Input —
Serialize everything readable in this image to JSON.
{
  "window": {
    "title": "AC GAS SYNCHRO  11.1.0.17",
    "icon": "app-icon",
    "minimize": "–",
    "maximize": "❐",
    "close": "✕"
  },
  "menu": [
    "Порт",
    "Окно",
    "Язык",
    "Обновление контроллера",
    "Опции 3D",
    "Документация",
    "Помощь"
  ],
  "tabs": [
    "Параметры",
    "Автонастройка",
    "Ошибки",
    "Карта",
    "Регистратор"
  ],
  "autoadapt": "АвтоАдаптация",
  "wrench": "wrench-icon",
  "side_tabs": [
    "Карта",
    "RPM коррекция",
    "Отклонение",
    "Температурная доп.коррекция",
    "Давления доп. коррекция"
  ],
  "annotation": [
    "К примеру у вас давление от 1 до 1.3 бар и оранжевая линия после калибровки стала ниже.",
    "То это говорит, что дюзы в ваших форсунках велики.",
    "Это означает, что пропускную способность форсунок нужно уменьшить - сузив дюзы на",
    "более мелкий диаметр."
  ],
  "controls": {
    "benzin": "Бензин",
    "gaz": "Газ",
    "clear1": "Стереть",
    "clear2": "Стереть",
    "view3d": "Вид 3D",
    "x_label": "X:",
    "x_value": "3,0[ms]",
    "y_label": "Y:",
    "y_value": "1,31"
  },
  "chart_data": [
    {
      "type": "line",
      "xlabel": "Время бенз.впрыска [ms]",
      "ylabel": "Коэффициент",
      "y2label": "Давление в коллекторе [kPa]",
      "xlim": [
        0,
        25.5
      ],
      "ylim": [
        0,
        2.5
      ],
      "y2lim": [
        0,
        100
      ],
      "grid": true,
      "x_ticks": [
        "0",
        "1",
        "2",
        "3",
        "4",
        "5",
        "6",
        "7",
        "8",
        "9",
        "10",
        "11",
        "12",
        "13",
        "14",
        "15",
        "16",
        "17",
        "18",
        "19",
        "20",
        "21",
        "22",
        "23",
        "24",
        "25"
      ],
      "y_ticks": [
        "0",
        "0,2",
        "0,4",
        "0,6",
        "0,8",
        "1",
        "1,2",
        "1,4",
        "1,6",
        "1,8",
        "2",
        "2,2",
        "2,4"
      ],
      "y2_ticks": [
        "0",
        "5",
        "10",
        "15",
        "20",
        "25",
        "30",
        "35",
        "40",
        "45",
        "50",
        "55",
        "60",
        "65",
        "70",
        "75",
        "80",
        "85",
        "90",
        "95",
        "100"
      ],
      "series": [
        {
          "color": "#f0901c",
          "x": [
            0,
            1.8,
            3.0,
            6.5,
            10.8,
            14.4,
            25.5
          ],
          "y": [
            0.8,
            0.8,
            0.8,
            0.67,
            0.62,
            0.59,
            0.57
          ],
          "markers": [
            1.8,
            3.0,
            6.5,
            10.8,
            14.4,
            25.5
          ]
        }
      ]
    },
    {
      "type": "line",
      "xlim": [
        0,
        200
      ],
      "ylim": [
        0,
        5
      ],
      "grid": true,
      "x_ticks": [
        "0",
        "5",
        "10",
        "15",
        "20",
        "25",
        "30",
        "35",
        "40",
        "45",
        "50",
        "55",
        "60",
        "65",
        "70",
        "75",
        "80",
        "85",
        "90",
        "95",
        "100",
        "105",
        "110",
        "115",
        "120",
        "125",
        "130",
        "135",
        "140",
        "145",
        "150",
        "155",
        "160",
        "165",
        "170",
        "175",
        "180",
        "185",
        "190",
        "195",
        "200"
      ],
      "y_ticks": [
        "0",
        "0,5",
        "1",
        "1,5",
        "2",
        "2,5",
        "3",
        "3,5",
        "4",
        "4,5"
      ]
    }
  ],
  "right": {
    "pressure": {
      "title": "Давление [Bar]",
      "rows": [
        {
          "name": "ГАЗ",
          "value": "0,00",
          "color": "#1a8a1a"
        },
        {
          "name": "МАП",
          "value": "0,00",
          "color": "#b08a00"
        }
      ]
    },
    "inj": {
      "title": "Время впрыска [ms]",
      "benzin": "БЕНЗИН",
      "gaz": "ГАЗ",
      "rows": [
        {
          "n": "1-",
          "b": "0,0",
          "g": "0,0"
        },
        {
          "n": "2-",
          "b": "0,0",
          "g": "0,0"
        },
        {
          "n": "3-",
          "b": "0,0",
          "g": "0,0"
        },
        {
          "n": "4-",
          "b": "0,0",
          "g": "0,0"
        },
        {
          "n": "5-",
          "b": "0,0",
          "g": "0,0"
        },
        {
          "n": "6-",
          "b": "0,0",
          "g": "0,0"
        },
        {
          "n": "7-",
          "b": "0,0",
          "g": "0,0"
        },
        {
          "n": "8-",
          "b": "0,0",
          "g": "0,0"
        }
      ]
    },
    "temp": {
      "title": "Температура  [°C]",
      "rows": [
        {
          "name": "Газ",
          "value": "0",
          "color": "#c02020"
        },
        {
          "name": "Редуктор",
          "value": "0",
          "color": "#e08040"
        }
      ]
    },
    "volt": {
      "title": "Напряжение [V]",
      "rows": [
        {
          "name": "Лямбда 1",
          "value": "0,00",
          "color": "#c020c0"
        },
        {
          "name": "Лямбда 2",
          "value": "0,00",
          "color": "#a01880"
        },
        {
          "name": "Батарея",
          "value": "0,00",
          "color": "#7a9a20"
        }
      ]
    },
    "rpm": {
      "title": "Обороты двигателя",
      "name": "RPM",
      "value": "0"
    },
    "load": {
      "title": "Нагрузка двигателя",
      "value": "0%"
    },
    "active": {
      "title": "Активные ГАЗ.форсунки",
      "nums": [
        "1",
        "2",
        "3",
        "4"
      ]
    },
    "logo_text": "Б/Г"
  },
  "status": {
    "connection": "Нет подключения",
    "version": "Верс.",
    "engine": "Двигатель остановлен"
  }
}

What the exercise asks — Pick out every line holding the string "коррекция" and return it.

Solved problem —
    "RPM коррекция",
    "Температурная доп.коррекция",
    "Давления доп. коррекция"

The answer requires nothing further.